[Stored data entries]
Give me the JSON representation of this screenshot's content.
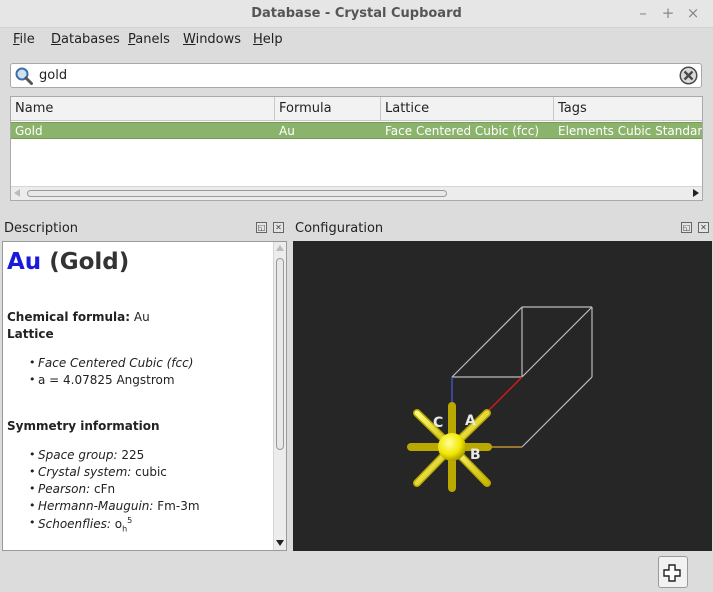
{
  "window": {
    "title": "Database - Crystal Cupboard",
    "controls": [
      "–",
      "+",
      "×"
    ]
  },
  "menu": [
    {
      "underline": "F",
      "rest": "ile"
    },
    {
      "underline": "D",
      "rest": "atabases"
    },
    {
      "underline": "P",
      "rest": "anels"
    },
    {
      "underline": "W",
      "rest": "indows"
    },
    {
      "underline": "H",
      "rest": "elp"
    }
  ],
  "search": {
    "value": "gold",
    "icon": "search-icon",
    "clear_icon": "clear-icon"
  },
  "table": {
    "columns": [
      "Name",
      "Formula",
      "Lattice",
      "Tags"
    ],
    "rows": [
      {
        "name": "Gold",
        "formula": "Au",
        "lattice": "Face Centered Cubic (fcc)",
        "tags": "Elements Cubic Standard p",
        "selected": true
      }
    ],
    "selection_color": "#8cb36c"
  },
  "description_panel": {
    "title": "Description",
    "heading_symbol": "Au",
    "heading_name": "(Gold)",
    "chemical_formula_label": "Chemical formula:",
    "chemical_formula_value": "Au",
    "lattice_label": "Lattice",
    "lattice_items": [
      {
        "italic": "Face Centered Cubic (fcc)",
        "text": ""
      },
      {
        "italic": "",
        "text": "a = 4.07825 Angstrom"
      }
    ],
    "symmetry_label": "Symmetry information",
    "symmetry_items": [
      {
        "label": "Space group:",
        "value": "225"
      },
      {
        "label": "Crystal system:",
        "value": "cubic"
      },
      {
        "label": "Pearson:",
        "value": "cFn"
      },
      {
        "label": "Hermann-Mauguin:",
        "value": "Fm-3m"
      },
      {
        "label": "Schoenflies:",
        "value": "o",
        "sub": "h",
        "sup": "5"
      }
    ]
  },
  "configuration_panel": {
    "title": "Configuration",
    "axis_labels": [
      "C",
      "A",
      "B"
    ],
    "background": "#262626",
    "atom_color": "#f2e600"
  },
  "panel_icons": [
    "float-icon",
    "close-icon"
  ],
  "bottom_button_icon": "add-panel-icon"
}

■ Exercise task ■
Write out the records above exactly as they appear, leaving out any pictures.

■ Answer ■
Give me the JSON representation of this screenshot's content.
{
  "window": {
    "title": "Database - Crystal Cupboard",
    "controls": [
      "–",
      "+",
      "×"
    ]
  },
  "menu": [
    {
      "underline": "F",
      "rest": "ile"
    },
    {
      "underline": "D",
      "rest": "atabases"
    },
    {
      "underline": "P",
      "rest": "anels"
    },
    {
      "underline": "W",
      "rest": "indows"
    },
    {
      "underline": "H",
      "rest": "elp"
    }
  ],
  "search": {
    "value": "gold",
    "icon": "search-icon",
    "clear_icon": "clear-icon"
  },
  "table": {
    "columns": [
      "Name",
      "Formula",
      "Lattice",
      "Tags"
    ],
    "rows": [
      {
        "name": "Gold",
        "formula": "Au",
        "lattice": "Face Centered Cubic (fcc)",
        "tags": "Elements Cubic Standard p",
        "selected": true
      }
    ],
    "selection_color": "#8cb36c"
  },
  "description_panel": {
    "title": "Description",
    "heading_symbol": "Au",
    "heading_name": "(Gold)",
    "chemical_formula_label": "Chemical formula:",
    "chemical_formula_value": "Au",
    "lattice_label": "Lattice",
    "lattice_items": [
      {
        "italic": "Face Centered Cubic (fcc)",
        "text": ""
      },
      {
        "italic": "",
        "text": "a = 4.07825 Angstrom"
      }
    ],
    "symmetry_label": "Symmetry information",
    "symmetry_items": [
      {
        "label": "Space group:",
        "value": "225"
      },
      {
        "label": "Crystal system:",
        "value": "cubic"
      },
      {
        "label": "Pearson:",
        "value": "cFn"
      },
      {
        "label": "Hermann-Mauguin:",
        "value": "Fm-3m"
      },
      {
        "label": "Schoenflies:",
        "value": "o",
        "sub": "h",
        "sup": "5"
      }
    ]
  },
  "configuration_panel": {
    "title": "Configuration",
    "axis_labels": [
      "C",
      "A",
      "B"
    ],
    "background": "#262626",
    "atom_color": "#f2e600"
  },
  "panel_icons": [
    "float-icon",
    "close-icon"
  ],
  "bottom_button_icon": "add-panel-icon"
}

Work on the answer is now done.